> What is being asked: Transcribe all the records exactly and omit any images they hold.

[Source records]

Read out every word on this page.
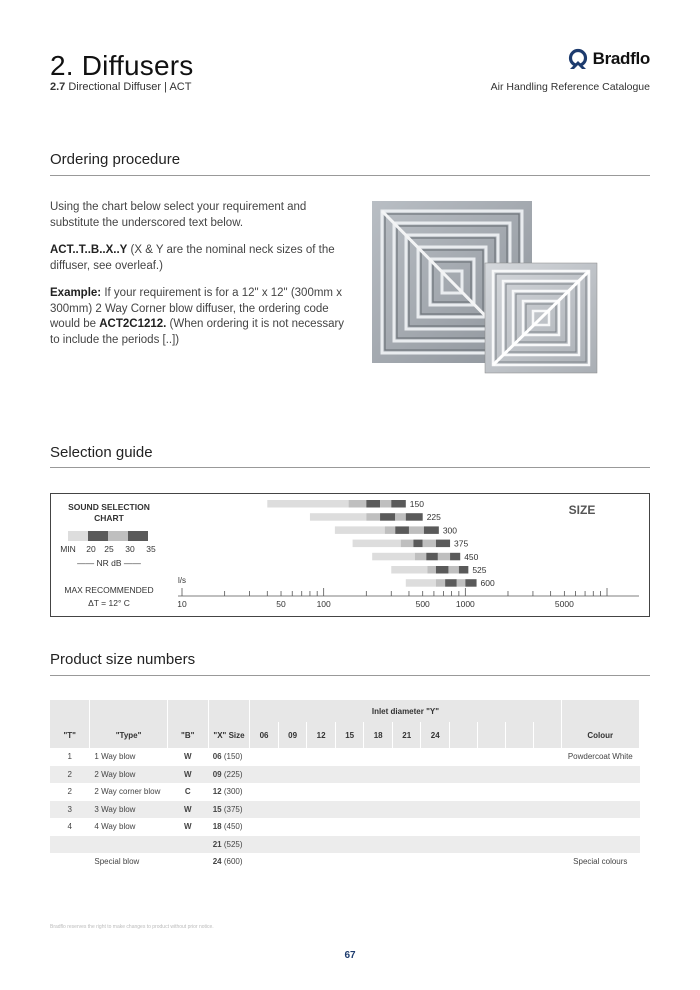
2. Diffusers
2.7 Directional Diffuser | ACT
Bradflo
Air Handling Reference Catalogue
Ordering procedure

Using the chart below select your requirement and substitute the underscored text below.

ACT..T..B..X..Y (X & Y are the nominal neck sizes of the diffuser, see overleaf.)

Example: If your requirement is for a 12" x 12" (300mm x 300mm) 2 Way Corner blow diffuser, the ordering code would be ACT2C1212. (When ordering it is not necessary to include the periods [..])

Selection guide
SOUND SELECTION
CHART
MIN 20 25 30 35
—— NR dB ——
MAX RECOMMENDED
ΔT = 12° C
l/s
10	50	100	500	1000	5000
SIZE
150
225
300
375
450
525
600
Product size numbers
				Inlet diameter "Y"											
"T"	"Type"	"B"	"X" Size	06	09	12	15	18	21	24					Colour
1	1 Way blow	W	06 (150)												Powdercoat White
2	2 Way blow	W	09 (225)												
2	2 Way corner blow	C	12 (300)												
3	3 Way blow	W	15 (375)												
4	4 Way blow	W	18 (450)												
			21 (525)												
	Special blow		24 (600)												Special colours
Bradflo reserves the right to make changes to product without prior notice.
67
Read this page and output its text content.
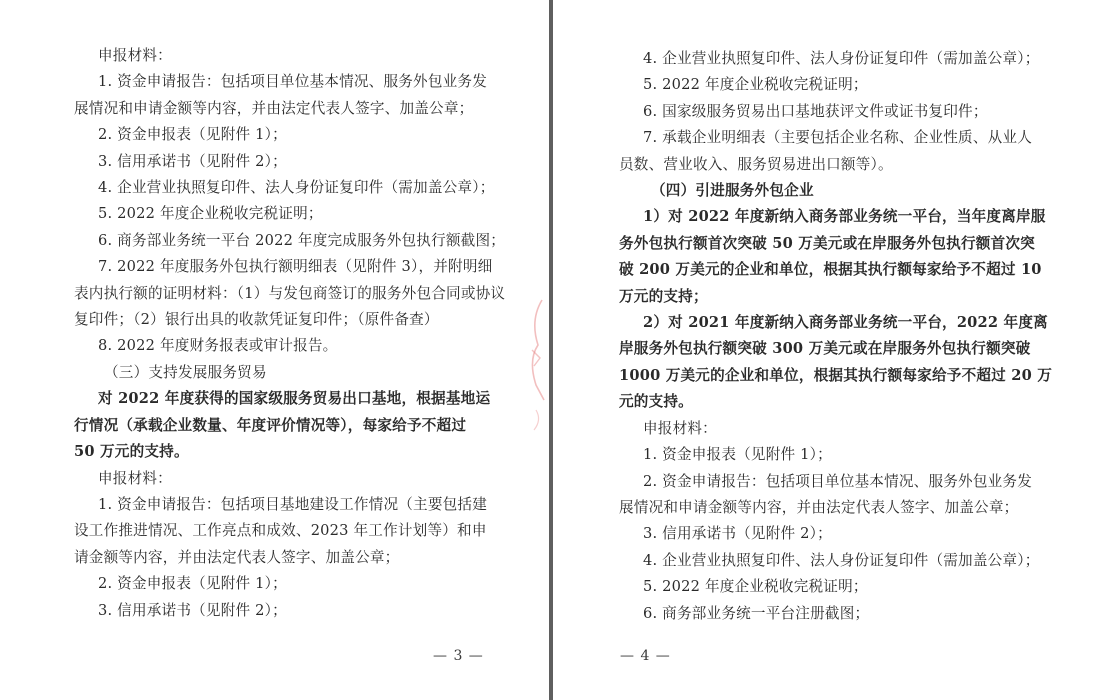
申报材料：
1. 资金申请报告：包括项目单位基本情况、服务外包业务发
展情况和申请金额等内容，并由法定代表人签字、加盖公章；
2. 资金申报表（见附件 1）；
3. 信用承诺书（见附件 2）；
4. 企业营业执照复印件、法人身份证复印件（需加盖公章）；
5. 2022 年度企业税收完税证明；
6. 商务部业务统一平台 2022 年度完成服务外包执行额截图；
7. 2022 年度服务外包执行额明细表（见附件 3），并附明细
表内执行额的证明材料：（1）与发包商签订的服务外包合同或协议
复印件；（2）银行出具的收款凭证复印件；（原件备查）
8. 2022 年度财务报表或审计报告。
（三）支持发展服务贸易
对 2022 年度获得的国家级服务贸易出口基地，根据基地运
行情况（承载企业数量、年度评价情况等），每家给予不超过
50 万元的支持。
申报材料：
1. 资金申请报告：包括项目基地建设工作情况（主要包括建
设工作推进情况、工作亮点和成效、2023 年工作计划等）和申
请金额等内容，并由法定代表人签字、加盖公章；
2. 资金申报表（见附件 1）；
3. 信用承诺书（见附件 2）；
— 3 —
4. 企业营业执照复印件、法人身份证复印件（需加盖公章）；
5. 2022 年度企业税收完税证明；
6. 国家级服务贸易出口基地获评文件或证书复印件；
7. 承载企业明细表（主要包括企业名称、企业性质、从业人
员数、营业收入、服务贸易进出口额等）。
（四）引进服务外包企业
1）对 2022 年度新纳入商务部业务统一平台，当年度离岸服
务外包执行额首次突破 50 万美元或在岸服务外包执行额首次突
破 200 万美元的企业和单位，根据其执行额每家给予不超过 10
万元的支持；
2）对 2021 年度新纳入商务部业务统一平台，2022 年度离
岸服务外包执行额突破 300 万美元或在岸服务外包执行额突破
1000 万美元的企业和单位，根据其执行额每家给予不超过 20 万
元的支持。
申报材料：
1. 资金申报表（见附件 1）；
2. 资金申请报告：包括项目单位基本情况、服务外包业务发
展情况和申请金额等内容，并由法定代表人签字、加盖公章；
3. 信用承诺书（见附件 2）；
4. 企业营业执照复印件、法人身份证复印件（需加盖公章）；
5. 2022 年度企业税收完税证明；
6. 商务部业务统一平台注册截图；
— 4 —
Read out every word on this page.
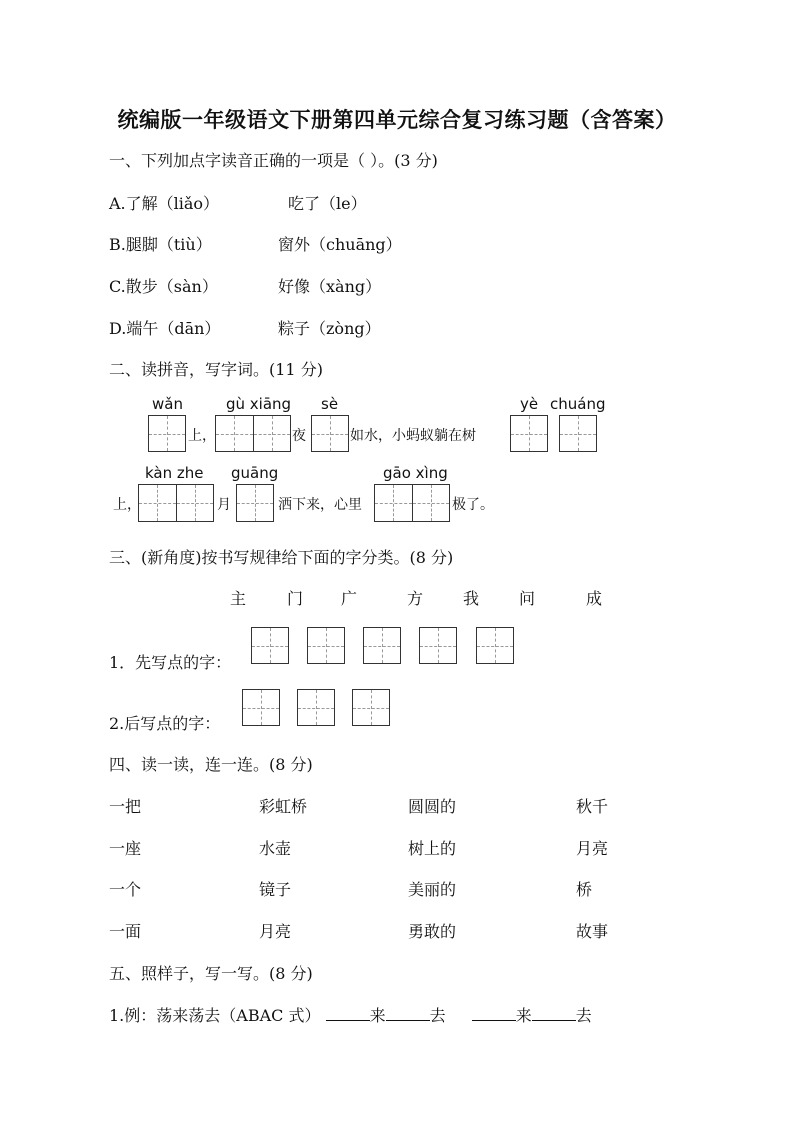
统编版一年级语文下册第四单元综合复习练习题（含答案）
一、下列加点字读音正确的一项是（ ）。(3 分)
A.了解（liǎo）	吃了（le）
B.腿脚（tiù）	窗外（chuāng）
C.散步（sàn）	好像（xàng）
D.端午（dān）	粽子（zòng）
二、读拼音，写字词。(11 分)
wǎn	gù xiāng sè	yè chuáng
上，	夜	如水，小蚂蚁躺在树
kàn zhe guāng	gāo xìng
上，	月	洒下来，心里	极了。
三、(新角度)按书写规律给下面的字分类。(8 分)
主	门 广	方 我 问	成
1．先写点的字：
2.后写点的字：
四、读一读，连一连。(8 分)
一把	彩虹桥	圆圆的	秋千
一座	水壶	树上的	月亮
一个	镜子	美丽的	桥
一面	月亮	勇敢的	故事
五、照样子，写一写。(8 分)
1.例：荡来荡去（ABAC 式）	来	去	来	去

> Final answer:
Read out every word on this page.
2. Diffusers
2.7 Directional Diffuser | ACT
Bradflo
Air Handling Reference Catalogue
Ordering procedure

Using the chart below select your requirement and substitute the underscored text below.

ACT..T..B..X..Y (X & Y are the nominal neck sizes of the diffuser, see overleaf.)

Example: If your requirement is for a 12" x 12" (300mm x 300mm) 2 Way Corner blow diffuser, the ordering code would be ACT2C1212. (When ordering it is not necessary to include the periods [..])

Selection guide
SOUND SELECTION
CHART
MIN 20 25 30 35
—— NR dB ——
MAX RECOMMENDED
ΔT = 12° C
l/s
10	50	100	500	1000	5000
SIZE
150
225
300
375
450
525
600
Product size numbers
				Inlet diameter "Y"											
"T"	"Type"	"B"	"X" Size	06	09	12	15	18	21	24					Colour
1	1 Way blow	W	06 (150)												Powdercoat White
2	2 Way blow	W	09 (225)												
2	2 Way corner blow	C	12 (300)												
3	3 Way blow	W	15 (375)												
4	4 Way blow	W	18 (450)												
			21 (525)												
	Special blow		24 (600)												Special colours
Bradflo reserves the right to make changes to product without prior notice.
67
Read this page and output its text content.
申报材料：
1. 资金申请报告：包括项目单位基本情况、服务外包业务发
展情况和申请金额等内容，并由法定代表人签字、加盖公章；
2. 资金申报表（见附件 1）；
3. 信用承诺书（见附件 2）；
4. 企业营业执照复印件、法人身份证复印件（需加盖公章）；
5. 2022 年度企业税收完税证明；
6. 商务部业务统一平台 2022 年度完成服务外包执行额截图；
7. 2022 年度服务外包执行额明细表（见附件 3），并附明细
表内执行额的证明材料：（1）与发包商签订的服务外包合同或协议
复印件；（2）银行出具的收款凭证复印件；（原件备查）
8. 2022 年度财务报表或审计报告。
（三）支持发展服务贸易
对 2022 年度获得的国家级服务贸易出口基地，根据基地运
行情况（承载企业数量、年度评价情况等），每家给予不超过
50 万元的支持。
申报材料：
1. 资金申请报告：包括项目基地建设工作情况（主要包括建
设工作推进情况、工作亮点和成效、2023 年工作计划等）和申
请金额等内容，并由法定代表人签字、加盖公章；
2. 资金申报表（见附件 1）；
3. 信用承诺书（见附件 2）；
— 3 —
4. 企业营业执照复印件、法人身份证复印件（需加盖公章）；
5. 2022 年度企业税收完税证明；
6. 国家级服务贸易出口基地获评文件或证书复印件；
7. 承载企业明细表（主要包括企业名称、企业性质、从业人
员数、营业收入、服务贸易进出口额等）。
（四）引进服务外包企业
1）对 2022 年度新纳入商务部业务统一平台，当年度离岸服
务外包执行额首次突破 50 万美元或在岸服务外包执行额首次突
破 200 万美元的企业和单位，根据其执行额每家给予不超过 10
万元的支持；
2）对 2021 年度新纳入商务部业务统一平台，2022 年度离
岸服务外包执行额突破 300 万美元或在岸服务外包执行额突破
1000 万美元的企业和单位，根据其执行额每家给予不超过 20 万
元的支持。
申报材料：
1. 资金申报表（见附件 1）；
2. 资金申请报告：包括项目单位基本情况、服务外包业务发
展情况和申请金额等内容，并由法定代表人签字、加盖公章；
3. 信用承诺书（见附件 2）；
4. 企业营业执照复印件、法人身份证复印件（需加盖公章）；
5. 2022 年度企业税收完税证明；
6. 商务部业务统一平台注册截图；
— 4 —
Read out every word on this page.
统编版一年级语文下册第四单元综合复习练习题（含答案）
一、下列加点字读音正确的一项是（ ）。(3 分)
A.了解（liǎo）	吃了（le）
B.腿脚（tiù）	窗外（chuāng）
C.散步（sàn）	好像（xàng）
D.端午（dān）	粽子（zòng）
二、读拼音，写字词。(11 分)
wǎn	gù xiāng sè	yè chuáng
上，	夜	如水，小蚂蚁躺在树
kàn zhe guāng	gāo xìng
上，	月	洒下来，心里	极了。
三、(新角度)按书写规律给下面的字分类。(8 分)
主	门 广	方 我 问	成
1．先写点的字：
2.后写点的字：
四、读一读，连一连。(8 分)
一把	彩虹桥	圆圆的	秋千
一座	水壶	树上的	月亮
一个	镜子	美丽的	桥
一面	月亮	勇敢的	故事
五、照样子，写一写。(8 分)
1.例：荡来荡去（ABAC 式）	来	去	来	去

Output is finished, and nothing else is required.